What you have to do =
Locate the word "icon" in the entries below, then gather every line that holds it.
═════ Given information
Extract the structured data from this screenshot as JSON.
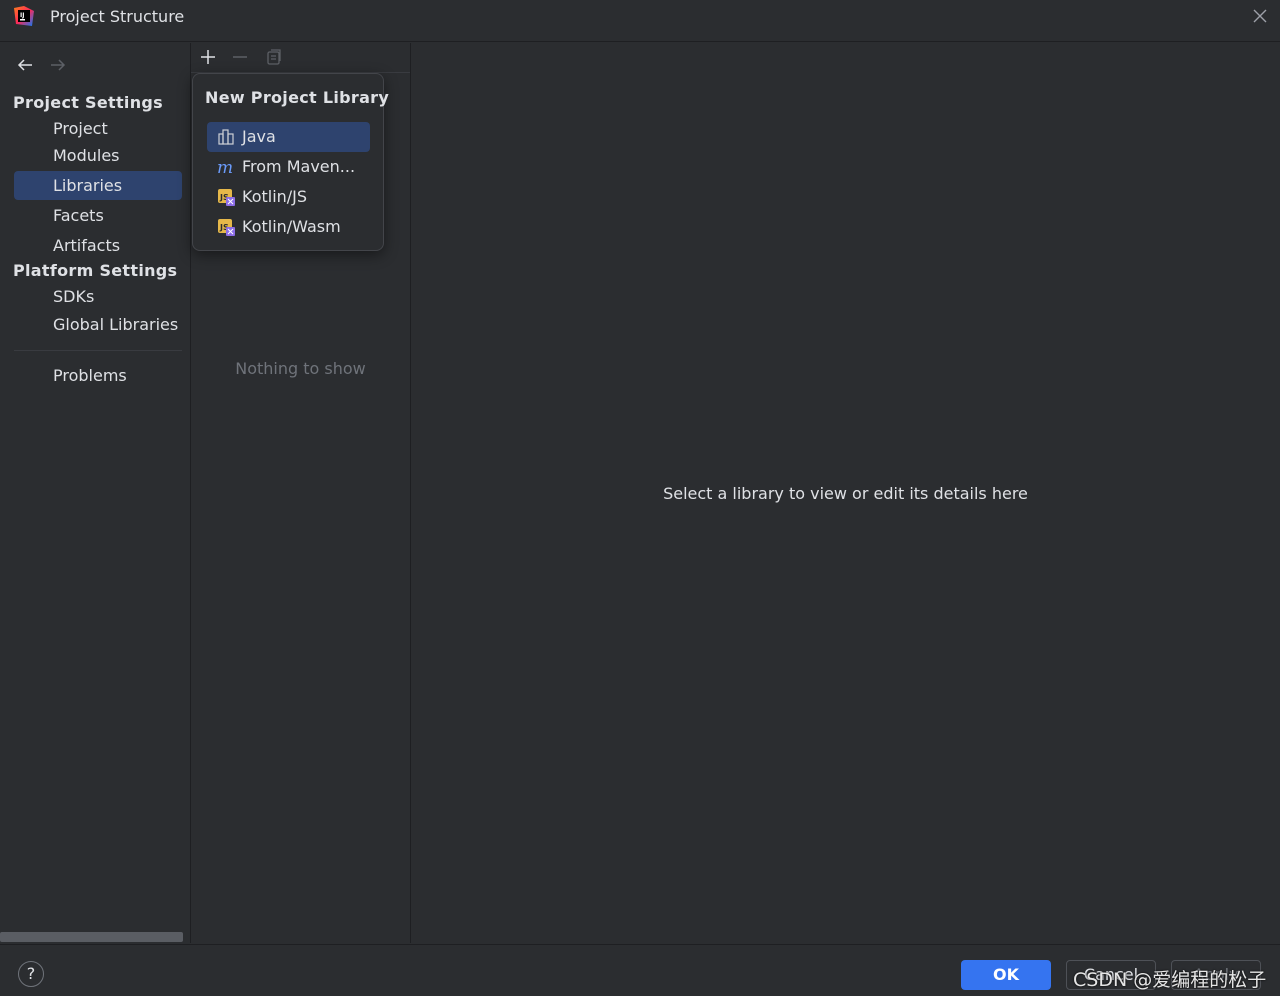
{
  "window": {
    "title": "Project Structure",
    "logo_icon": "intellij-idea-icon"
  },
  "sidebar": {
    "nav_back_icon": "arrow-left-icon",
    "nav_forward_icon": "arrow-right-icon",
    "project_settings_header": "Project Settings",
    "project_settings_items": [
      {
        "label": "Project"
      },
      {
        "label": "Modules"
      },
      {
        "label": "Libraries",
        "selected": true
      },
      {
        "label": "Facets"
      },
      {
        "label": "Artifacts"
      }
    ],
    "platform_settings_header": "Platform Settings",
    "platform_settings_items": [
      {
        "label": "SDKs"
      },
      {
        "label": "Global Libraries"
      }
    ],
    "problems_label": "Problems"
  },
  "list_panel": {
    "toolbar": {
      "add_icon": "plus-icon",
      "remove_icon": "minus-icon",
      "copy_icon": "copy-icon"
    },
    "empty_text": "Nothing to show"
  },
  "popup": {
    "title": "New Project Library",
    "items": [
      {
        "label": "Java",
        "icon": "library-icon",
        "selected": true
      },
      {
        "label": "From Maven...",
        "icon": "maven-icon"
      },
      {
        "label": "Kotlin/JS",
        "icon": "kotlin-js-icon"
      },
      {
        "label": "Kotlin/Wasm",
        "icon": "kotlin-wasm-icon"
      }
    ]
  },
  "detail_panel": {
    "hint": "Select a library to view or edit its details here"
  },
  "footer": {
    "help_label": "?",
    "ok_label": "OK",
    "cancel_label": "Cancel",
    "apply_label": "Apply",
    "watermark": "CSDN @爱编程的松子"
  },
  "colors": {
    "background": "#2b2d30",
    "selection": "#2e436e",
    "primary_button": "#3574f0",
    "text": "#dfe1e5",
    "muted_text": "#6f737a"
  }
}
══════════
Task result =
    "logo_icon": "intellij-idea-icon"
    "nav_back_icon": "arrow-left-icon",
    "nav_forward_icon": "arrow-right-icon",
      "add_icon": "plus-icon",
      "remove_icon": "minus-icon",
      "copy_icon": "copy-icon"
        "icon": "library-icon",
        "icon": "maven-icon"
        "icon": "kotlin-js-icon"
        "icon": "kotlin-wasm-icon"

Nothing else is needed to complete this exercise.